──────── SUPPLIED ENTRIES

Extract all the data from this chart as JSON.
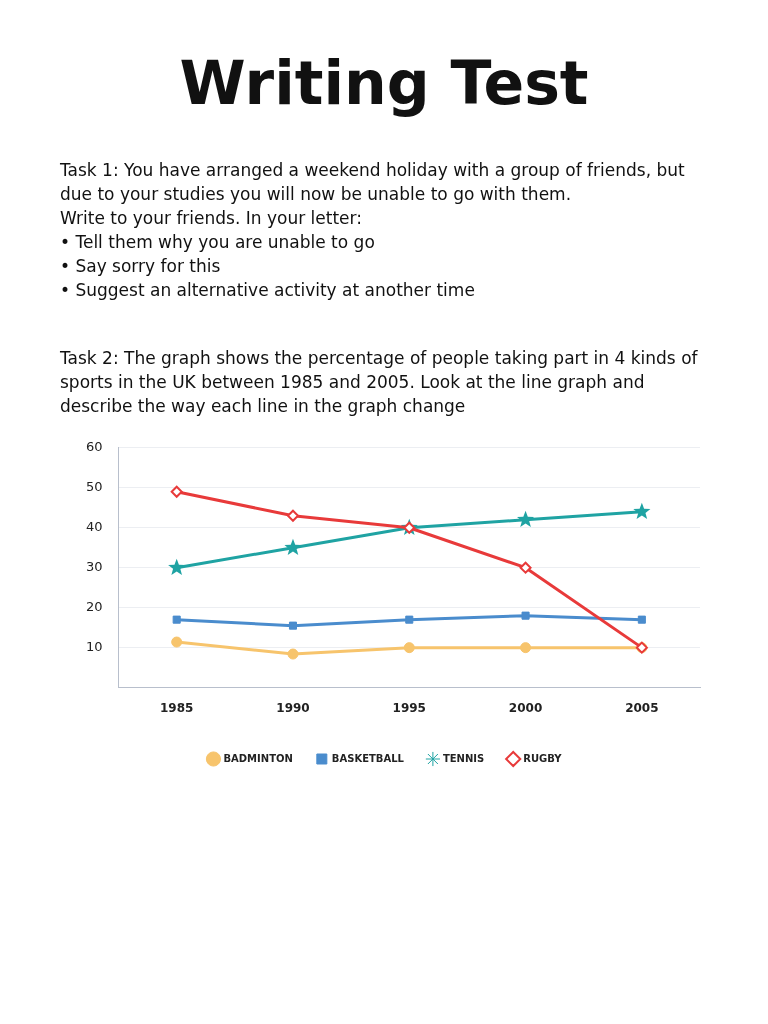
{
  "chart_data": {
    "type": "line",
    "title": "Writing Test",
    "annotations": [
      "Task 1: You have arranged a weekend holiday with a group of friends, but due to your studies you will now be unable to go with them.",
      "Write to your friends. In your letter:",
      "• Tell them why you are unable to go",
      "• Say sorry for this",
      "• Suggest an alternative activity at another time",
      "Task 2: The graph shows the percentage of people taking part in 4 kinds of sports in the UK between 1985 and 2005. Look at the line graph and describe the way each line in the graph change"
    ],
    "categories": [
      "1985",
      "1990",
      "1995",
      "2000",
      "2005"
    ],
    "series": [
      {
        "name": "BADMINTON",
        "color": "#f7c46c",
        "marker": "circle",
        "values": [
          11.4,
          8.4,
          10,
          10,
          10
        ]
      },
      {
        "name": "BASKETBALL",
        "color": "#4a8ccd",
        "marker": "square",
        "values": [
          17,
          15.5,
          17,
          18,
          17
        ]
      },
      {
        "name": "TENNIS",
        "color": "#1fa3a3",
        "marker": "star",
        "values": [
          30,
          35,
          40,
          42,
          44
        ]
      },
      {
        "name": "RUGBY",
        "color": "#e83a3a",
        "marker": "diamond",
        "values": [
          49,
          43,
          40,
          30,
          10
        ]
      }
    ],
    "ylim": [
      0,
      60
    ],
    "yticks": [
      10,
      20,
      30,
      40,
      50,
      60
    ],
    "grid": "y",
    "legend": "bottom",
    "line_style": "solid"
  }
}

────────────────

| STATED PROBLEM |
From the data above, copy each line where the string "unable" appears.

| IN RESPONSE |
      "Task 1: You have arranged a weekend holiday with a group of friends, but due to your studies you will now be unable to go with them.",
      "• Tell them why you are unable to go",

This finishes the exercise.